> _DIRECTIONS FOR THIS TASK_
Below are the records. List every line holding the word "pencil".

> _DATA RECORDS_
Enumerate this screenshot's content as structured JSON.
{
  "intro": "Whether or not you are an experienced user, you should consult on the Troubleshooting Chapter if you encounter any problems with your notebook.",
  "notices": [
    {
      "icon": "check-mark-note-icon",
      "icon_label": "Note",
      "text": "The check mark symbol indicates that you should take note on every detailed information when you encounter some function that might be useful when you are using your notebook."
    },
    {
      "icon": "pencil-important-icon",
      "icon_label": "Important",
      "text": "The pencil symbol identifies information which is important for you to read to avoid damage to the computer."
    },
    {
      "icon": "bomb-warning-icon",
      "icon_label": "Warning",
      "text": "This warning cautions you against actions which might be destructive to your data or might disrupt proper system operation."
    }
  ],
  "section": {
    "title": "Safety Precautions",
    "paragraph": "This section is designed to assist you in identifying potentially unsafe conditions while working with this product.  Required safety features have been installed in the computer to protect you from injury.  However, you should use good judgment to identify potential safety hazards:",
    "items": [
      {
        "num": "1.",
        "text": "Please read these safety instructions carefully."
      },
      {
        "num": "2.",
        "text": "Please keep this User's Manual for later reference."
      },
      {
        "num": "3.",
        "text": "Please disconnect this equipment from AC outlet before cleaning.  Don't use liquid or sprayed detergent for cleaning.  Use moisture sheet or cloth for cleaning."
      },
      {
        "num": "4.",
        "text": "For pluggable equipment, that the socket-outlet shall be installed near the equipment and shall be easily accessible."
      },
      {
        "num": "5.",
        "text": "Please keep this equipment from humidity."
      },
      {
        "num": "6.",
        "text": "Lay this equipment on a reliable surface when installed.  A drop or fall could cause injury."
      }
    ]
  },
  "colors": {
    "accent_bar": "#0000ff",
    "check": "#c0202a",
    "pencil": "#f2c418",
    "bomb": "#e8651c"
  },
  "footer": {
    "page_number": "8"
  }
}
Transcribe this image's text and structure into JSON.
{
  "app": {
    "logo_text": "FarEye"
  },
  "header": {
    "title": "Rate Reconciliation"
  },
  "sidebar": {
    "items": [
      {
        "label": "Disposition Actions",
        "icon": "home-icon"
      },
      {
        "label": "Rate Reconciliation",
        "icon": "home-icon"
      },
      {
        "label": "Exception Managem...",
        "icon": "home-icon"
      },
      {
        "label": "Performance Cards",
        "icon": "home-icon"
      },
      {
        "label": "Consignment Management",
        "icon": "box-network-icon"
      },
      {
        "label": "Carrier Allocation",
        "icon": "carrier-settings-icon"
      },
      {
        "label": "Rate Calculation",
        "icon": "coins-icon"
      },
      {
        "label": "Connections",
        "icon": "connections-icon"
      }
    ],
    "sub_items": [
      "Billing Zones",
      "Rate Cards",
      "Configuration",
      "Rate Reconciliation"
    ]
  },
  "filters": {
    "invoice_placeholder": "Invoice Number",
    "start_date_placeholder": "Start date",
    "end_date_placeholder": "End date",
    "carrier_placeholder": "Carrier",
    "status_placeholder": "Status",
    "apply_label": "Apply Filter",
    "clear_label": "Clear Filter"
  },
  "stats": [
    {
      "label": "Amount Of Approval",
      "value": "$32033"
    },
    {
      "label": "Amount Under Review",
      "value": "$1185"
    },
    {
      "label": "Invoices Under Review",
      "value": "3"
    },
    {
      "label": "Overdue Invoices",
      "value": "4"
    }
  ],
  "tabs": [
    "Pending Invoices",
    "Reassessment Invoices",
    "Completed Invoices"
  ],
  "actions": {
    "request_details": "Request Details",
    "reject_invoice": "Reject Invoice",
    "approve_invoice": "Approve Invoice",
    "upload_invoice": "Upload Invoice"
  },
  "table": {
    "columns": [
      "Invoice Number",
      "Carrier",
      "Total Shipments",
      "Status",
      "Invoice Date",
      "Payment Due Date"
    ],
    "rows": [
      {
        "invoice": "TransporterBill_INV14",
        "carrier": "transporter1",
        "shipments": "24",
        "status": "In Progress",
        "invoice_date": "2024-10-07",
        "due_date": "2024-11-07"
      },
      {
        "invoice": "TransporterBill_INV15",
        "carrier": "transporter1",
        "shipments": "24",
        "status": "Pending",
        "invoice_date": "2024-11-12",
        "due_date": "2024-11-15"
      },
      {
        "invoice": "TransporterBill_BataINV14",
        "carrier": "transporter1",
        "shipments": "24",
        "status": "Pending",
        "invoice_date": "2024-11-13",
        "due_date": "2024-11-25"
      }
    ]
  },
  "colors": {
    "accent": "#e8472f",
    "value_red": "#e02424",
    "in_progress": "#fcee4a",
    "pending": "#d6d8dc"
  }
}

> _RESULT OF THE EXERCISE_
      "icon": "pencil-important-icon",
      "text": "The pencil symbol identifies information which is important for you to read to avoid damage to the computer."
    "pencil": "#f2c418",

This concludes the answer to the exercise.